(Stored items from a collection)
<<<<
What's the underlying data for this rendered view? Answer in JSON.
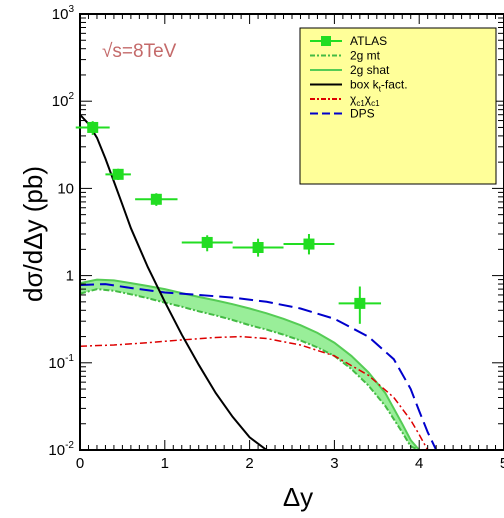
{
  "chart_data": {
    "type": "line",
    "energy_label": "√s=8TeV",
    "xlabel": "Δy",
    "ylabel": "dσ/dΔy (pb)",
    "xlim": [
      0,
      5
    ],
    "ylim": [
      0.01,
      1000
    ],
    "yscale": "log",
    "x_ticks": [
      "0",
      "1",
      "2",
      "3",
      "4",
      "5"
    ],
    "y_ticks": [
      {
        "value": 0.01,
        "base": "10",
        "exp": "-2"
      },
      {
        "value": 0.1,
        "base": "10",
        "exp": "-1"
      },
      {
        "value": 1,
        "base": "1",
        "exp": ""
      },
      {
        "value": 10,
        "base": "10",
        "exp": ""
      },
      {
        "value": 100,
        "base": "10",
        "exp": "2"
      },
      {
        "value": 1000,
        "base": "10",
        "exp": "3"
      }
    ],
    "legend_position": "top-right",
    "legend": [
      {
        "label": "ATLAS",
        "color": "#22dd22",
        "style": "marker"
      },
      {
        "label": "2g mt",
        "color": "#44bb44",
        "style": "dashdot"
      },
      {
        "label": "2g shat",
        "color": "#55cc55",
        "style": "solid"
      },
      {
        "label": "box k",
        "sub": "t",
        "suffix": "-fact.",
        "color": "#000000",
        "style": "solid"
      },
      {
        "label": "χ",
        "sub": "c1",
        "label2": "χ",
        "sub2": "c1",
        "color": "#dd0000",
        "style": "dashdot"
      },
      {
        "label": "DPS",
        "color": "#0000cc",
        "style": "dashed"
      }
    ],
    "atlas": [
      {
        "x": 0.15,
        "y": 50,
        "xerr": 0.2,
        "ylo": 41,
        "yhi": 59
      },
      {
        "x": 0.45,
        "y": 14.5,
        "xerr": 0.15,
        "ylo": 12.5,
        "yhi": 16.8
      },
      {
        "x": 0.9,
        "y": 7.5,
        "xerr": 0.25,
        "ylo": 6.3,
        "yhi": 8.8
      },
      {
        "x": 1.5,
        "y": 2.4,
        "xerr": 0.3,
        "ylo": 1.9,
        "yhi": 2.9
      },
      {
        "x": 2.1,
        "y": 2.1,
        "xerr": 0.3,
        "ylo": 1.65,
        "yhi": 2.65
      },
      {
        "x": 2.7,
        "y": 2.3,
        "xerr": 0.3,
        "ylo": 1.75,
        "yhi": 3.0
      },
      {
        "x": 3.3,
        "y": 0.48,
        "xerr": 0.25,
        "ylo": 0.28,
        "yhi": 0.75
      }
    ],
    "band_2g": {
      "x": [
        0.0,
        0.2,
        0.4,
        0.6,
        0.8,
        1.0,
        1.2,
        1.4,
        1.6,
        1.8,
        2.0,
        2.2,
        2.4,
        2.6,
        2.8,
        3.0,
        3.2,
        3.4,
        3.6,
        3.8,
        3.9,
        4.0
      ],
      "upper": [
        0.82,
        0.9,
        0.88,
        0.82,
        0.76,
        0.7,
        0.63,
        0.57,
        0.52,
        0.47,
        0.42,
        0.37,
        0.32,
        0.27,
        0.22,
        0.17,
        0.12,
        0.078,
        0.045,
        0.02,
        0.013,
        0.01
      ],
      "lower": [
        0.62,
        0.7,
        0.67,
        0.61,
        0.55,
        0.49,
        0.44,
        0.39,
        0.35,
        0.31,
        0.27,
        0.24,
        0.21,
        0.18,
        0.15,
        0.12,
        0.085,
        0.055,
        0.032,
        0.016,
        0.011,
        0.01
      ]
    },
    "box_kt": {
      "x": [
        0.0,
        0.1,
        0.2,
        0.3,
        0.4,
        0.5,
        0.6,
        0.8,
        1.0,
        1.2,
        1.4,
        1.6,
        1.8,
        2.0,
        2.2
      ],
      "y": [
        70,
        55,
        38,
        22,
        12,
        6.5,
        3.5,
        1.25,
        0.5,
        0.21,
        0.095,
        0.045,
        0.024,
        0.014,
        0.01
      ]
    },
    "chic": {
      "x": [
        0.0,
        0.4,
        0.8,
        1.2,
        1.6,
        1.9,
        2.2,
        2.6,
        3.0,
        3.4,
        3.7,
        3.9,
        4.0,
        4.1
      ],
      "y": [
        0.155,
        0.16,
        0.17,
        0.183,
        0.195,
        0.2,
        0.19,
        0.16,
        0.12,
        0.072,
        0.04,
        0.022,
        0.015,
        0.01
      ]
    },
    "dps": {
      "x": [
        0.0,
        0.3,
        0.6,
        1.0,
        1.4,
        1.8,
        2.2,
        2.6,
        3.0,
        3.4,
        3.7,
        3.9,
        4.0,
        4.1,
        4.2
      ],
      "y": [
        0.78,
        0.8,
        0.72,
        0.64,
        0.6,
        0.56,
        0.5,
        0.42,
        0.32,
        0.2,
        0.11,
        0.05,
        0.028,
        0.016,
        0.01
      ]
    },
    "colors": {
      "atlas": "#22dd22",
      "band_fill": "#99ee99",
      "band_edge": "#55cc55",
      "mt_line": "#44bb44",
      "box": "#000000",
      "chic": "#dd0000",
      "dps": "#0000cc",
      "legend_bg": "#ffff99"
    }
  }
}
>>>>
§ **Exercise objective**: Transcribe the preceding listing in its entirety and with exact wording, leaving out pictures.

§ **Problem solution**:
What's the underlying data for this rendered view? Answer in JSON.
{
  "chart_data": {
    "type": "line",
    "energy_label": "√s=8TeV",
    "xlabel": "Δy",
    "ylabel": "dσ/dΔy (pb)",
    "xlim": [
      0,
      5
    ],
    "ylim": [
      0.01,
      1000
    ],
    "yscale": "log",
    "x_ticks": [
      "0",
      "1",
      "2",
      "3",
      "4",
      "5"
    ],
    "y_ticks": [
      {
        "value": 0.01,
        "base": "10",
        "exp": "-2"
      },
      {
        "value": 0.1,
        "base": "10",
        "exp": "-1"
      },
      {
        "value": 1,
        "base": "1",
        "exp": ""
      },
      {
        "value": 10,
        "base": "10",
        "exp": ""
      },
      {
        "value": 100,
        "base": "10",
        "exp": "2"
      },
      {
        "value": 1000,
        "base": "10",
        "exp": "3"
      }
    ],
    "legend_position": "top-right",
    "legend": [
      {
        "label": "ATLAS",
        "color": "#22dd22",
        "style": "marker"
      },
      {
        "label": "2g mt",
        "color": "#44bb44",
        "style": "dashdot"
      },
      {
        "label": "2g shat",
        "color": "#55cc55",
        "style": "solid"
      },
      {
        "label": "box k",
        "sub": "t",
        "suffix": "-fact.",
        "color": "#000000",
        "style": "solid"
      },
      {
        "label": "χ",
        "sub": "c1",
        "label2": "χ",
        "sub2": "c1",
        "color": "#dd0000",
        "style": "dashdot"
      },
      {
        "label": "DPS",
        "color": "#0000cc",
        "style": "dashed"
      }
    ],
    "atlas": [
      {
        "x": 0.15,
        "y": 50,
        "xerr": 0.2,
        "ylo": 41,
        "yhi": 59
      },
      {
        "x": 0.45,
        "y": 14.5,
        "xerr": 0.15,
        "ylo": 12.5,
        "yhi": 16.8
      },
      {
        "x": 0.9,
        "y": 7.5,
        "xerr": 0.25,
        "ylo": 6.3,
        "yhi": 8.8
      },
      {
        "x": 1.5,
        "y": 2.4,
        "xerr": 0.3,
        "ylo": 1.9,
        "yhi": 2.9
      },
      {
        "x": 2.1,
        "y": 2.1,
        "xerr": 0.3,
        "ylo": 1.65,
        "yhi": 2.65
      },
      {
        "x": 2.7,
        "y": 2.3,
        "xerr": 0.3,
        "ylo": 1.75,
        "yhi": 3.0
      },
      {
        "x": 3.3,
        "y": 0.48,
        "xerr": 0.25,
        "ylo": 0.28,
        "yhi": 0.75
      }
    ],
    "band_2g": {
      "x": [
        0.0,
        0.2,
        0.4,
        0.6,
        0.8,
        1.0,
        1.2,
        1.4,
        1.6,
        1.8,
        2.0,
        2.2,
        2.4,
        2.6,
        2.8,
        3.0,
        3.2,
        3.4,
        3.6,
        3.8,
        3.9,
        4.0
      ],
      "upper": [
        0.82,
        0.9,
        0.88,
        0.82,
        0.76,
        0.7,
        0.63,
        0.57,
        0.52,
        0.47,
        0.42,
        0.37,
        0.32,
        0.27,
        0.22,
        0.17,
        0.12,
        0.078,
        0.045,
        0.02,
        0.013,
        0.01
      ],
      "lower": [
        0.62,
        0.7,
        0.67,
        0.61,
        0.55,
        0.49,
        0.44,
        0.39,
        0.35,
        0.31,
        0.27,
        0.24,
        0.21,
        0.18,
        0.15,
        0.12,
        0.085,
        0.055,
        0.032,
        0.016,
        0.011,
        0.01
      ]
    },
    "box_kt": {
      "x": [
        0.0,
        0.1,
        0.2,
        0.3,
        0.4,
        0.5,
        0.6,
        0.8,
        1.0,
        1.2,
        1.4,
        1.6,
        1.8,
        2.0,
        2.2
      ],
      "y": [
        70,
        55,
        38,
        22,
        12,
        6.5,
        3.5,
        1.25,
        0.5,
        0.21,
        0.095,
        0.045,
        0.024,
        0.014,
        0.01
      ]
    },
    "chic": {
      "x": [
        0.0,
        0.4,
        0.8,
        1.2,
        1.6,
        1.9,
        2.2,
        2.6,
        3.0,
        3.4,
        3.7,
        3.9,
        4.0,
        4.1
      ],
      "y": [
        0.155,
        0.16,
        0.17,
        0.183,
        0.195,
        0.2,
        0.19,
        0.16,
        0.12,
        0.072,
        0.04,
        0.022,
        0.015,
        0.01
      ]
    },
    "dps": {
      "x": [
        0.0,
        0.3,
        0.6,
        1.0,
        1.4,
        1.8,
        2.2,
        2.6,
        3.0,
        3.4,
        3.7,
        3.9,
        4.0,
        4.1,
        4.2
      ],
      "y": [
        0.78,
        0.8,
        0.72,
        0.64,
        0.6,
        0.56,
        0.5,
        0.42,
        0.32,
        0.2,
        0.11,
        0.05,
        0.028,
        0.016,
        0.01
      ]
    },
    "colors": {
      "atlas": "#22dd22",
      "band_fill": "#99ee99",
      "band_edge": "#55cc55",
      "mt_line": "#44bb44",
      "box": "#000000",
      "chic": "#dd0000",
      "dps": "#0000cc",
      "legend_bg": "#ffff99"
    }
  }
}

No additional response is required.